:: Prompt ::
Tally every line of the listing where the string "JSON" is found, and state the total alone.

[START OF Material for the task]

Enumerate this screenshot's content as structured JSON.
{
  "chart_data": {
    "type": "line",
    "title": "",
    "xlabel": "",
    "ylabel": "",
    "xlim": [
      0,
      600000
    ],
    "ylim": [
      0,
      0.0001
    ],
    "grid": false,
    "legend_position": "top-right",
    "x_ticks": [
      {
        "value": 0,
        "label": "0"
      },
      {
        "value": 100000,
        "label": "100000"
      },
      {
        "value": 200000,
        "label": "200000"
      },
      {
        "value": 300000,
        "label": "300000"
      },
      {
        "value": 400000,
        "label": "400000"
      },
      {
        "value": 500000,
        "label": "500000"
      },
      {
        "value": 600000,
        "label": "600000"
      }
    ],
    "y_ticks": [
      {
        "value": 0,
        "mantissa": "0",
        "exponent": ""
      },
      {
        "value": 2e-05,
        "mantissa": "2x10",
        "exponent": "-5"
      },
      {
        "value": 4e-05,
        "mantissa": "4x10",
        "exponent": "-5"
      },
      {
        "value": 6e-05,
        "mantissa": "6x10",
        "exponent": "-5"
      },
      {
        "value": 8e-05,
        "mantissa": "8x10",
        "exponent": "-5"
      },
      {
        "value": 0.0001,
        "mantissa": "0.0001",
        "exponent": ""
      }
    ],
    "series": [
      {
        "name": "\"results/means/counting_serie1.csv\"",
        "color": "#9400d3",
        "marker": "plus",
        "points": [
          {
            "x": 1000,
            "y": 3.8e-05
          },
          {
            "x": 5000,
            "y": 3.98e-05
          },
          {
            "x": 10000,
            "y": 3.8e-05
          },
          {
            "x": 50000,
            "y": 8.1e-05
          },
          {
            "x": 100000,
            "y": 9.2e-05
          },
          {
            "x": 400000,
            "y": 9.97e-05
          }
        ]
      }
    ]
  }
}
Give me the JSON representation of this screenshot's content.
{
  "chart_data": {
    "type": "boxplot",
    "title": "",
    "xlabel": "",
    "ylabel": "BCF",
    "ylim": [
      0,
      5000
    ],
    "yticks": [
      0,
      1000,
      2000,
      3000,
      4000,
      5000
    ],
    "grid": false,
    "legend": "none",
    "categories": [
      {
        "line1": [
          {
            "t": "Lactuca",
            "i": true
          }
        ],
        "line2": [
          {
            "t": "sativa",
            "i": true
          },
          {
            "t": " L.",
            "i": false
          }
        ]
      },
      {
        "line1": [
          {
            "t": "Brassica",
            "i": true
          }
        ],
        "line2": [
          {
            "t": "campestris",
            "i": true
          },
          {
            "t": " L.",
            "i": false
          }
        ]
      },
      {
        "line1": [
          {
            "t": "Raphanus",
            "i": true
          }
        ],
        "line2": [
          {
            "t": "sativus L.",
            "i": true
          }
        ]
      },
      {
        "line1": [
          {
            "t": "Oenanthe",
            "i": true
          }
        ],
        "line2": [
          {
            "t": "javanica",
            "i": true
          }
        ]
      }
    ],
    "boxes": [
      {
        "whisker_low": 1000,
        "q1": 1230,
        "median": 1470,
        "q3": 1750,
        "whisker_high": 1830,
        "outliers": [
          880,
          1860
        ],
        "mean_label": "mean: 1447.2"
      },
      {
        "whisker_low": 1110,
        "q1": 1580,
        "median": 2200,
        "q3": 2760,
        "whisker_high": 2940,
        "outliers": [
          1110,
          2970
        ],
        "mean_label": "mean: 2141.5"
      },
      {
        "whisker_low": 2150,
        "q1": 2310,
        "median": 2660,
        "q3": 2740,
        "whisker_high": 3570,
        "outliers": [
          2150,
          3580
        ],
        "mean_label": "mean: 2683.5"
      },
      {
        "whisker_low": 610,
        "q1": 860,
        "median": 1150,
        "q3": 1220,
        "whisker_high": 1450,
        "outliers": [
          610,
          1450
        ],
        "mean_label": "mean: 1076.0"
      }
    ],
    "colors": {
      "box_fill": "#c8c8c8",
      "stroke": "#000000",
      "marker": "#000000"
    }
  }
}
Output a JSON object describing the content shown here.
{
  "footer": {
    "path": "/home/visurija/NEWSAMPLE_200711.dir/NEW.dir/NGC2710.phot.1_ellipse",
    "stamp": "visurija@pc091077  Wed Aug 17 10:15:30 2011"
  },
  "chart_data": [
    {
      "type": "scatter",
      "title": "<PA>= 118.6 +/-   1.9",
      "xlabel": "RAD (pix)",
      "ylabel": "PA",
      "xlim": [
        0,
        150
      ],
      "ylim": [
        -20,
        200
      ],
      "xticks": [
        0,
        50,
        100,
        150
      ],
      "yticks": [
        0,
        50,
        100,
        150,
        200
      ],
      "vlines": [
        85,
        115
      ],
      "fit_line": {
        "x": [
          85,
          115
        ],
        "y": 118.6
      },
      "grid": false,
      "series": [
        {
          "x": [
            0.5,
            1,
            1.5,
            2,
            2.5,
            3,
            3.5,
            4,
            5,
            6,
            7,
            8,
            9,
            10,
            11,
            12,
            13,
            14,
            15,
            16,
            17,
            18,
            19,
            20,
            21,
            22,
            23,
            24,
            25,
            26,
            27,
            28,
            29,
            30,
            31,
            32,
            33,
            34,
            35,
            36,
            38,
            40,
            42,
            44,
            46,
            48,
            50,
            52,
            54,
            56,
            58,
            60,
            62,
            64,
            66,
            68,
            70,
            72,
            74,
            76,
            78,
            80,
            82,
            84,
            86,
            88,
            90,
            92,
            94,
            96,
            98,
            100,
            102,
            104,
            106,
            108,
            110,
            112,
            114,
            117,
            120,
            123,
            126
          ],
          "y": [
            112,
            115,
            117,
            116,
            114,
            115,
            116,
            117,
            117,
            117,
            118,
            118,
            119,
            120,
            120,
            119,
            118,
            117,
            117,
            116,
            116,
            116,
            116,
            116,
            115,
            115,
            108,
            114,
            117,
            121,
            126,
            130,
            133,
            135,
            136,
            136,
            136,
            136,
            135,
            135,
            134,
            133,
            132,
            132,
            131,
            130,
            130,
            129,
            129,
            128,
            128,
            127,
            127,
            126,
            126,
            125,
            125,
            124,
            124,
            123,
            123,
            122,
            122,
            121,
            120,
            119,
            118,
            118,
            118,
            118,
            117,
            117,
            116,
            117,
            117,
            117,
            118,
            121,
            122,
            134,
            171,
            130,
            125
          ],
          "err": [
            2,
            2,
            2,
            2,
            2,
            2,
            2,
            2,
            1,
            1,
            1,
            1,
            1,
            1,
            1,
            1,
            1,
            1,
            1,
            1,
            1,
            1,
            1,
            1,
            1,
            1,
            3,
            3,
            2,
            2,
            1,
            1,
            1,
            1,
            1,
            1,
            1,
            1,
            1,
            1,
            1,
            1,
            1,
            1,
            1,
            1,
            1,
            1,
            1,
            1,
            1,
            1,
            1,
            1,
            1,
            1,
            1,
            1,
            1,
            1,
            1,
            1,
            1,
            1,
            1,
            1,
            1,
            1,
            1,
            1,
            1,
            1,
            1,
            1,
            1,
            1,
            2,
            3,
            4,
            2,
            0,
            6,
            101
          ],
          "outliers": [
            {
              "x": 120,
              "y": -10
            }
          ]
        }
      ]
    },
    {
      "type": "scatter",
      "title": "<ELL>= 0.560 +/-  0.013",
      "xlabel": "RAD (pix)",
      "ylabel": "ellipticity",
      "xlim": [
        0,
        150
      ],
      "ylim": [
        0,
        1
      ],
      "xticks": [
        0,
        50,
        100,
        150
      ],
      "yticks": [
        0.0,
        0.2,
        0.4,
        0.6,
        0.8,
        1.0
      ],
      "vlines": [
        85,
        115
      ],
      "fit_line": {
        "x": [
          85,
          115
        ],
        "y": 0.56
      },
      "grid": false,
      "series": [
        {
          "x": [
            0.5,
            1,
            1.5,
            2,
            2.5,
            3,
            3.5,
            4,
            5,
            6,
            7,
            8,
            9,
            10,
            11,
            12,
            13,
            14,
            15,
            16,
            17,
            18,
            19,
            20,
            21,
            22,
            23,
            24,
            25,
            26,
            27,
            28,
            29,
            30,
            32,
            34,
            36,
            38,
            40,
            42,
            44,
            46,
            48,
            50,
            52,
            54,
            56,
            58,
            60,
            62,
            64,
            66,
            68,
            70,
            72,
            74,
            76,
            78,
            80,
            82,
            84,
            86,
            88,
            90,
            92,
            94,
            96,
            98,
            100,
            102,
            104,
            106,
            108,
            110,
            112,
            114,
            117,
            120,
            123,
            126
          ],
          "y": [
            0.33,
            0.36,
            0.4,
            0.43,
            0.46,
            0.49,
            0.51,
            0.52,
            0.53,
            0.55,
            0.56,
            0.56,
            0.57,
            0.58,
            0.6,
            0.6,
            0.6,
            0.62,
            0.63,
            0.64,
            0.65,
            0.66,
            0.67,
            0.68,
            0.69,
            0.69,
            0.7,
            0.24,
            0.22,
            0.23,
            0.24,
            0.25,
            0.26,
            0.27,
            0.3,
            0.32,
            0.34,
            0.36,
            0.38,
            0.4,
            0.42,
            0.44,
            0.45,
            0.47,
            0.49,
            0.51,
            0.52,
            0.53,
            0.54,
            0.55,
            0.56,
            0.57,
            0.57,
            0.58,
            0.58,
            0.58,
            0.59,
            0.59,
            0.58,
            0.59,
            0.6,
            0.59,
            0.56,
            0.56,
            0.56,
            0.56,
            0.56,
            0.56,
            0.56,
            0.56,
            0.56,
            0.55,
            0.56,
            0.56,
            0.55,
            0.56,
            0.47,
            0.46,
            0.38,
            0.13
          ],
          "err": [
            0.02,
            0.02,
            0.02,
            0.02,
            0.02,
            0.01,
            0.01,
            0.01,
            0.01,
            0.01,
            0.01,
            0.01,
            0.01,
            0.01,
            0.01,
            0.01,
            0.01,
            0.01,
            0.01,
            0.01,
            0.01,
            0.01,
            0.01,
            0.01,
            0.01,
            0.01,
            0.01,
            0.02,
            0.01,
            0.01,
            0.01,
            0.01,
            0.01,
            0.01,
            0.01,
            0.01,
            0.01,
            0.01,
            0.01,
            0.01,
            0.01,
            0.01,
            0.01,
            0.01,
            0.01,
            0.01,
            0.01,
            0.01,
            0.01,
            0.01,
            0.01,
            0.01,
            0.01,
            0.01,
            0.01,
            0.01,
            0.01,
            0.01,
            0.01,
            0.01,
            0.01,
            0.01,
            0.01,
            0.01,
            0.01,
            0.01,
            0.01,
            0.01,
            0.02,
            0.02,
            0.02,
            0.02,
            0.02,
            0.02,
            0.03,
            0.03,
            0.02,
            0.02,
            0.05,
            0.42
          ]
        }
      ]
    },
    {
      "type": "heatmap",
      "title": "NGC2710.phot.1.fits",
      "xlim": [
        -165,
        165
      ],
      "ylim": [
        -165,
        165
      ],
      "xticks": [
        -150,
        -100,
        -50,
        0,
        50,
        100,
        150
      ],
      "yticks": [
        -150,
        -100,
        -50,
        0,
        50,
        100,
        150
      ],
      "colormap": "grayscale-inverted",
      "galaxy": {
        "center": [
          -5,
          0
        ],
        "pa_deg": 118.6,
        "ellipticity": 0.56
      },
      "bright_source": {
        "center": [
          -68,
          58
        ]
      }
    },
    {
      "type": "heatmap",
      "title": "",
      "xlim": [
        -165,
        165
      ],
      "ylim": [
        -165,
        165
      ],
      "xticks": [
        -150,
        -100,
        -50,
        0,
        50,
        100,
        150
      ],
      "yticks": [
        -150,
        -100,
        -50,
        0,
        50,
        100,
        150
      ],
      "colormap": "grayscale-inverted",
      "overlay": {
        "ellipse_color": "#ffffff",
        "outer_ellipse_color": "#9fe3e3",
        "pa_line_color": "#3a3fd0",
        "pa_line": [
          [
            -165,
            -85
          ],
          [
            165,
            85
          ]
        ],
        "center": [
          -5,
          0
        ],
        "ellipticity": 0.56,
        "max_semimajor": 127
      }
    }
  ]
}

[END OF Material for the task]

:: Answer to this exercise ::
3